Data excerpts:

※ ※ ※

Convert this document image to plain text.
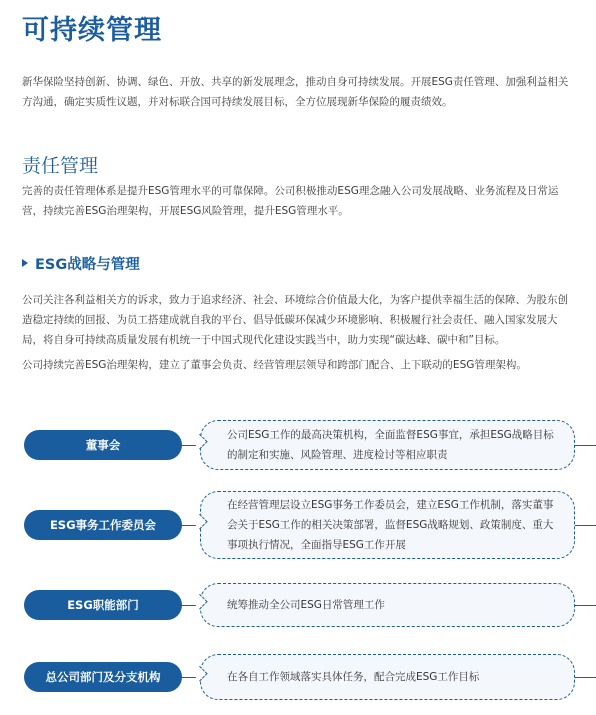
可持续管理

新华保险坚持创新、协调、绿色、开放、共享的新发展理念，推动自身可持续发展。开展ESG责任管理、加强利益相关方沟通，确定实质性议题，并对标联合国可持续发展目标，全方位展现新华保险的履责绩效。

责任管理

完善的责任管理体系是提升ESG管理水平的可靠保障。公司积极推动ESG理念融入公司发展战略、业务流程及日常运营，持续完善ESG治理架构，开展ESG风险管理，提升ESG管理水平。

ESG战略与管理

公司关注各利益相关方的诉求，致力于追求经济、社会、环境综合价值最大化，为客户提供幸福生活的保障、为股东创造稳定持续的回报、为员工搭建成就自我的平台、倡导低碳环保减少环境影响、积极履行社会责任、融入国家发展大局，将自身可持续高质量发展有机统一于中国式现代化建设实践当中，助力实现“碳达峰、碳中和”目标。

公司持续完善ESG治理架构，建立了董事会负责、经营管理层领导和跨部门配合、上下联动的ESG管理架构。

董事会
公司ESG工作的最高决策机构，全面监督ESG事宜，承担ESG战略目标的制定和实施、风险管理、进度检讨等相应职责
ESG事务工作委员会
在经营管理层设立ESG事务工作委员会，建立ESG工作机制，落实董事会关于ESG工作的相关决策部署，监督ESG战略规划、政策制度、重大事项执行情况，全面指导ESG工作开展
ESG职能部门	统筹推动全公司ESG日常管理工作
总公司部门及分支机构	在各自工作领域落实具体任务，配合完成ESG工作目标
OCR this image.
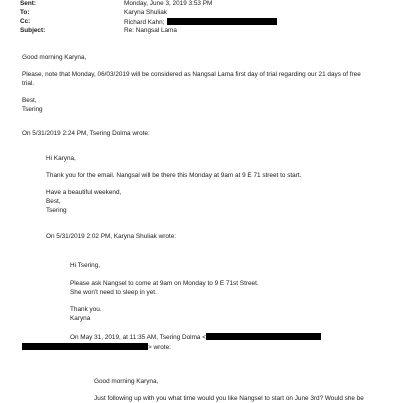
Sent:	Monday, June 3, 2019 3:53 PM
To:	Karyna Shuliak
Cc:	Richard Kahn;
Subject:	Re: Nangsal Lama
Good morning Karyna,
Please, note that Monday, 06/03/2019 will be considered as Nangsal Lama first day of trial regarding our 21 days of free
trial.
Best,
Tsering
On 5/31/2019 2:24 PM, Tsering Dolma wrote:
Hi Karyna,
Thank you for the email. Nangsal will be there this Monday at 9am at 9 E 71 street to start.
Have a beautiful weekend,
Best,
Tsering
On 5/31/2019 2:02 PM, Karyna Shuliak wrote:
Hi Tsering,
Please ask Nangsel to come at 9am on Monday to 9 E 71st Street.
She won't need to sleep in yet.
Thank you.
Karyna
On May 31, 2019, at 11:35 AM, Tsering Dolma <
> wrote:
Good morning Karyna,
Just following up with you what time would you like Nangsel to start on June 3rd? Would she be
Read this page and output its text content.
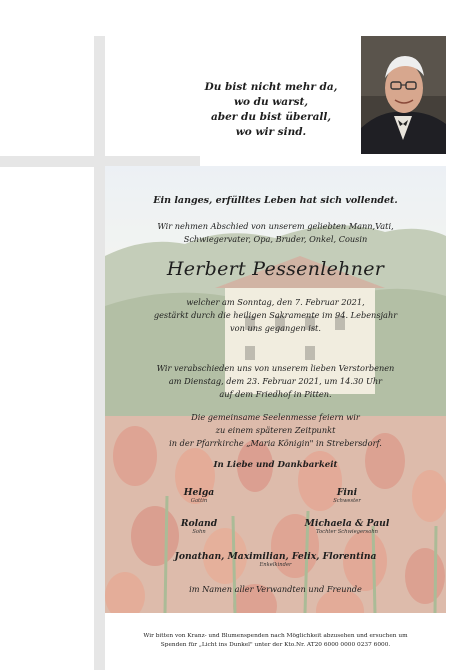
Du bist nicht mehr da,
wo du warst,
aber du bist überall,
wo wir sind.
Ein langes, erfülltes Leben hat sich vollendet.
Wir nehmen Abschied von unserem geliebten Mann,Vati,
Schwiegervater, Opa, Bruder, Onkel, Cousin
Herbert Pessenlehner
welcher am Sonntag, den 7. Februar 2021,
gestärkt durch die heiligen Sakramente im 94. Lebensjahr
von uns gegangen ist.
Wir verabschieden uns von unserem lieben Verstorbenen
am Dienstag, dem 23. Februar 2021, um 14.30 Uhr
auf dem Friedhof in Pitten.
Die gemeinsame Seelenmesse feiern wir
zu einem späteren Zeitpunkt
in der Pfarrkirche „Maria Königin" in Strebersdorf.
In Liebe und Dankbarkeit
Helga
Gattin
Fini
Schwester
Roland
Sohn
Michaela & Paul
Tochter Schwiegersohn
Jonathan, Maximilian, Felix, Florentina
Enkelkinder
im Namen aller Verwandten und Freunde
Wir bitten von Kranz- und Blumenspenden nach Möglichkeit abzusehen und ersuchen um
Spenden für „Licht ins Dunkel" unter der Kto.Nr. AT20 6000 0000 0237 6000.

※ ※ ※

Written instruction:
Report how many lines above hold the string "bist", giving nothing but the number.

Reply:
2